* _OBJECTIVE_:
Reproduce every line of the material below, but drop the pictures.

------------------------

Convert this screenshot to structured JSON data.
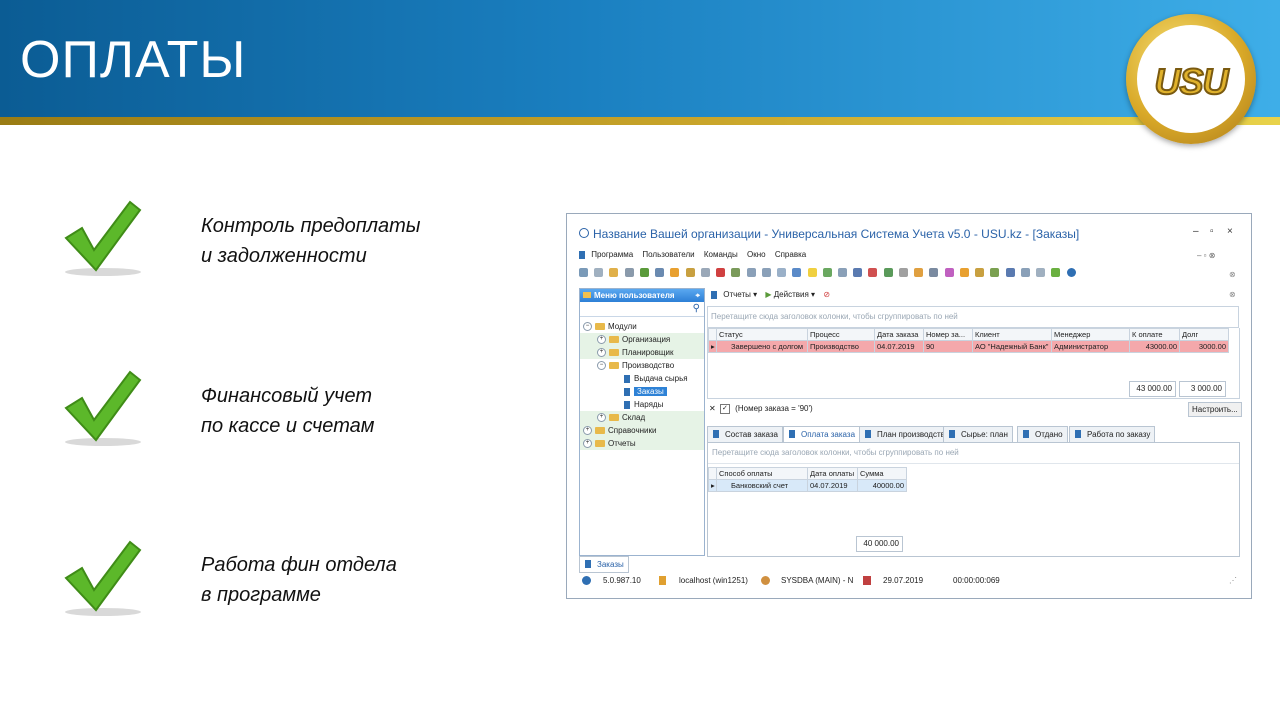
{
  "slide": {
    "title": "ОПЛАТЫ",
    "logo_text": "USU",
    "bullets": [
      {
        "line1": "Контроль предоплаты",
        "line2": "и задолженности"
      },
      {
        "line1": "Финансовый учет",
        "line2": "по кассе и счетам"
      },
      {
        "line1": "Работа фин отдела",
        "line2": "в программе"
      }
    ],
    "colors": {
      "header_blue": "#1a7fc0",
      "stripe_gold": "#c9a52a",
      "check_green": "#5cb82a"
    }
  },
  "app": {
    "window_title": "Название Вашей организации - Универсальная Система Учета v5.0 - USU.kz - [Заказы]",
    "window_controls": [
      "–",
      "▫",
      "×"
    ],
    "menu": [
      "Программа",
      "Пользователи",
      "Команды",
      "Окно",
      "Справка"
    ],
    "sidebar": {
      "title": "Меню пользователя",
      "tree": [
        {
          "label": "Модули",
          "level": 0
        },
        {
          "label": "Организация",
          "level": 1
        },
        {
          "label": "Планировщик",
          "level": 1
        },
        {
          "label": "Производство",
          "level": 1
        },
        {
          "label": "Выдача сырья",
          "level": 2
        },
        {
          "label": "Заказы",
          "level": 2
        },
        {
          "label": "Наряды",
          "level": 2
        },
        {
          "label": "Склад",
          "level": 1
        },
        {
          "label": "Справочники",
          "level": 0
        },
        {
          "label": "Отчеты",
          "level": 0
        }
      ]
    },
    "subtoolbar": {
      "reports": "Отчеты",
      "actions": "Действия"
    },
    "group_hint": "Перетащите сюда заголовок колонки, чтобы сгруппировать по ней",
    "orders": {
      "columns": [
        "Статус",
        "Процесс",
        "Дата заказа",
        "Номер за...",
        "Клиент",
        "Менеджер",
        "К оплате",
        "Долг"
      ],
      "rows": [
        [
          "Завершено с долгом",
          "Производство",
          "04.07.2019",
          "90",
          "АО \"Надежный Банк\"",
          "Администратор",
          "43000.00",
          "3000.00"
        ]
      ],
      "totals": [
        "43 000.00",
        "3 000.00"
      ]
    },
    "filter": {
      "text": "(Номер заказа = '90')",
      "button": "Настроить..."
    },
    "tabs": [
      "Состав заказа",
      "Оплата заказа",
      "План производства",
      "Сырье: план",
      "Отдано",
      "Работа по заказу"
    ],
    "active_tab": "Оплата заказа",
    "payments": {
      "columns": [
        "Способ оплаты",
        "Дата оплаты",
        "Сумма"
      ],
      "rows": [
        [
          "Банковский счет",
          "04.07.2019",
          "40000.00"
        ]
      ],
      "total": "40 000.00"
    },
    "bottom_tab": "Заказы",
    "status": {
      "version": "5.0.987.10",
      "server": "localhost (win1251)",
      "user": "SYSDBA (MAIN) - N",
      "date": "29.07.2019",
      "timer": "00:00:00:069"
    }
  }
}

------------------------

* _EXERCISE RESPONSE_:
Convert this screenshot to structured JSON data.
{
  "slide": {
    "title": "ОПЛАТЫ",
    "logo_text": "USU",
    "bullets": [
      {
        "line1": "Контроль предоплаты",
        "line2": "и задолженности"
      },
      {
        "line1": "Финансовый учет",
        "line2": "по кассе и счетам"
      },
      {
        "line1": "Работа фин отдела",
        "line2": "в программе"
      }
    ],
    "colors": {
      "header_blue": "#1a7fc0",
      "stripe_gold": "#c9a52a",
      "check_green": "#5cb82a"
    }
  },
  "app": {
    "window_title": "Название Вашей организации - Универсальная Система Учета v5.0 - USU.kz - [Заказы]",
    "window_controls": [
      "–",
      "▫",
      "×"
    ],
    "menu": [
      "Программа",
      "Пользователи",
      "Команды",
      "Окно",
      "Справка"
    ],
    "sidebar": {
      "title": "Меню пользователя",
      "tree": [
        {
          "label": "Модули",
          "level": 0
        },
        {
          "label": "Организация",
          "level": 1
        },
        {
          "label": "Планировщик",
          "level": 1
        },
        {
          "label": "Производство",
          "level": 1
        },
        {
          "label": "Выдача сырья",
          "level": 2
        },
        {
          "label": "Заказы",
          "level": 2
        },
        {
          "label": "Наряды",
          "level": 2
        },
        {
          "label": "Склад",
          "level": 1
        },
        {
          "label": "Справочники",
          "level": 0
        },
        {
          "label": "Отчеты",
          "level": 0
        }
      ]
    },
    "subtoolbar": {
      "reports": "Отчеты",
      "actions": "Действия"
    },
    "group_hint": "Перетащите сюда заголовок колонки, чтобы сгруппировать по ней",
    "orders": {
      "columns": [
        "Статус",
        "Процесс",
        "Дата заказа",
        "Номер за...",
        "Клиент",
        "Менеджер",
        "К оплате",
        "Долг"
      ],
      "rows": [
        [
          "Завершено с долгом",
          "Производство",
          "04.07.2019",
          "90",
          "АО \"Надежный Банк\"",
          "Администратор",
          "43000.00",
          "3000.00"
        ]
      ],
      "totals": [
        "43 000.00",
        "3 000.00"
      ]
    },
    "filter": {
      "text": "(Номер заказа = '90')",
      "button": "Настроить..."
    },
    "tabs": [
      "Состав заказа",
      "Оплата заказа",
      "План производства",
      "Сырье: план",
      "Отдано",
      "Работа по заказу"
    ],
    "active_tab": "Оплата заказа",
    "payments": {
      "columns": [
        "Способ оплаты",
        "Дата оплаты",
        "Сумма"
      ],
      "rows": [
        [
          "Банковский счет",
          "04.07.2019",
          "40000.00"
        ]
      ],
      "total": "40 000.00"
    },
    "bottom_tab": "Заказы",
    "status": {
      "version": "5.0.987.10",
      "server": "localhost (win1251)",
      "user": "SYSDBA (MAIN) - N",
      "date": "29.07.2019",
      "timer": "00:00:00:069"
    }
  }
}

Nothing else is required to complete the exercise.